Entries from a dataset
▼▼▼

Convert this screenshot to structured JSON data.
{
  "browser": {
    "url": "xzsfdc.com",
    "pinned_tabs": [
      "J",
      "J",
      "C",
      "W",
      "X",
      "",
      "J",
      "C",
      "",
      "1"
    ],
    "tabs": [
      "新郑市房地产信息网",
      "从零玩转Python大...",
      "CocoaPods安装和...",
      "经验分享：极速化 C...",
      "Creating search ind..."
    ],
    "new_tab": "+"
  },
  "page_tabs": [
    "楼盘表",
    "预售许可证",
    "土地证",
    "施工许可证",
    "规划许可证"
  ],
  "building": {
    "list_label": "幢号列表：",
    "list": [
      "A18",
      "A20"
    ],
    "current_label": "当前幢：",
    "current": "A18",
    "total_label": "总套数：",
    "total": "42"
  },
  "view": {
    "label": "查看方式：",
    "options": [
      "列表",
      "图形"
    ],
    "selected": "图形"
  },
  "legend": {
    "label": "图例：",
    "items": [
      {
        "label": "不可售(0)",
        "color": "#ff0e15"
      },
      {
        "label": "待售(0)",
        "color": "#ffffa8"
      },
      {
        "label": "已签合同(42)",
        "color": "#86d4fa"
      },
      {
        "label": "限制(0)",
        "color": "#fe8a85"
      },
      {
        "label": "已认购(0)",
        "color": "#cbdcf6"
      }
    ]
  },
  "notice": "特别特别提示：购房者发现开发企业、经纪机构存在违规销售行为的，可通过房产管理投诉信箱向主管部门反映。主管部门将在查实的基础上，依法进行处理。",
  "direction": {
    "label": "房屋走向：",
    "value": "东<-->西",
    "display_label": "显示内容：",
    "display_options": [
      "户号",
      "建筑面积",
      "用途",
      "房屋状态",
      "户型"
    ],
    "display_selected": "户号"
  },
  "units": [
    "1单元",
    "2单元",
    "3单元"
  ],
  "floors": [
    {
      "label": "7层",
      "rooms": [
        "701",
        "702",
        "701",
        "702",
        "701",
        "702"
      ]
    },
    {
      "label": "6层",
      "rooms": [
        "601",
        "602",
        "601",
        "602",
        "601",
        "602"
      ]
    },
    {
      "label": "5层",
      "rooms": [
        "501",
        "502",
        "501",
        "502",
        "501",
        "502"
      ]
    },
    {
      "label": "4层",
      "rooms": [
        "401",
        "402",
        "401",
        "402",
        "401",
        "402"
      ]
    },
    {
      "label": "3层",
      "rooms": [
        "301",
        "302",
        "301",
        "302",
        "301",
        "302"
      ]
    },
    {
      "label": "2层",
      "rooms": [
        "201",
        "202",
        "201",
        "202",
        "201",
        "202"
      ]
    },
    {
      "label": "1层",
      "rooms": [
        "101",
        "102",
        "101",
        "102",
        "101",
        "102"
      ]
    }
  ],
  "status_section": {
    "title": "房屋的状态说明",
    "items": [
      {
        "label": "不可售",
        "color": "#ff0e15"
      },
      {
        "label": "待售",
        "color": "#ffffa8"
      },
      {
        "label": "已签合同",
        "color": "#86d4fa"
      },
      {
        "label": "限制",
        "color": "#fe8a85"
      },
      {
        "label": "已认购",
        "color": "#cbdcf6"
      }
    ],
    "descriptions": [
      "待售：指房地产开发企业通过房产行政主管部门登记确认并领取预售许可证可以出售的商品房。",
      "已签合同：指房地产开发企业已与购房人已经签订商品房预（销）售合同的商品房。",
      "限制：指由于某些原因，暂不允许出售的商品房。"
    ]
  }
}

▲▲▲

### Task requirements:
Print every record above exactly as written.

### Solved problem:
Convert this screenshot to structured JSON data.
{
  "browser": {
    "url": "xzsfdc.com",
    "pinned_tabs": [
      "J",
      "J",
      "C",
      "W",
      "X",
      "",
      "J",
      "C",
      "",
      "1"
    ],
    "tabs": [
      "新郑市房地产信息网",
      "从零玩转Python大...",
      "CocoaPods安装和...",
      "经验分享：极速化 C...",
      "Creating search ind..."
    ],
    "new_tab": "+"
  },
  "page_tabs": [
    "楼盘表",
    "预售许可证",
    "土地证",
    "施工许可证",
    "规划许可证"
  ],
  "building": {
    "list_label": "幢号列表：",
    "list": [
      "A18",
      "A20"
    ],
    "current_label": "当前幢：",
    "current": "A18",
    "total_label": "总套数：",
    "total": "42"
  },
  "view": {
    "label": "查看方式：",
    "options": [
      "列表",
      "图形"
    ],
    "selected": "图形"
  },
  "legend": {
    "label": "图例：",
    "items": [
      {
        "label": "不可售(0)",
        "color": "#ff0e15"
      },
      {
        "label": "待售(0)",
        "color": "#ffffa8"
      },
      {
        "label": "已签合同(42)",
        "color": "#86d4fa"
      },
      {
        "label": "限制(0)",
        "color": "#fe8a85"
      },
      {
        "label": "已认购(0)",
        "color": "#cbdcf6"
      }
    ]
  },
  "notice": "特别特别提示：购房者发现开发企业、经纪机构存在违规销售行为的，可通过房产管理投诉信箱向主管部门反映。主管部门将在查实的基础上，依法进行处理。",
  "direction": {
    "label": "房屋走向：",
    "value": "东<-->西",
    "display_label": "显示内容：",
    "display_options": [
      "户号",
      "建筑面积",
      "用途",
      "房屋状态",
      "户型"
    ],
    "display_selected": "户号"
  },
  "units": [
    "1单元",
    "2单元",
    "3单元"
  ],
  "floors": [
    {
      "label": "7层",
      "rooms": [
        "701",
        "702",
        "701",
        "702",
        "701",
        "702"
      ]
    },
    {
      "label": "6层",
      "rooms": [
        "601",
        "602",
        "601",
        "602",
        "601",
        "602"
      ]
    },
    {
      "label": "5层",
      "rooms": [
        "501",
        "502",
        "501",
        "502",
        "501",
        "502"
      ]
    },
    {
      "label": "4层",
      "rooms": [
        "401",
        "402",
        "401",
        "402",
        "401",
        "402"
      ]
    },
    {
      "label": "3层",
      "rooms": [
        "301",
        "302",
        "301",
        "302",
        "301",
        "302"
      ]
    },
    {
      "label": "2层",
      "rooms": [
        "201",
        "202",
        "201",
        "202",
        "201",
        "202"
      ]
    },
    {
      "label": "1层",
      "rooms": [
        "101",
        "102",
        "101",
        "102",
        "101",
        "102"
      ]
    }
  ],
  "status_section": {
    "title": "房屋的状态说明",
    "items": [
      {
        "label": "不可售",
        "color": "#ff0e15"
      },
      {
        "label": "待售",
        "color": "#ffffa8"
      },
      {
        "label": "已签合同",
        "color": "#86d4fa"
      },
      {
        "label": "限制",
        "color": "#fe8a85"
      },
      {
        "label": "已认购",
        "color": "#cbdcf6"
      }
    ],
    "descriptions": [
      "待售：指房地产开发企业通过房产行政主管部门登记确认并领取预售许可证可以出售的商品房。",
      "已签合同：指房地产开发企业已与购房人已经签订商品房预（销）售合同的商品房。",
      "限制：指由于某些原因，暂不允许出售的商品房。"
    ]
  }
}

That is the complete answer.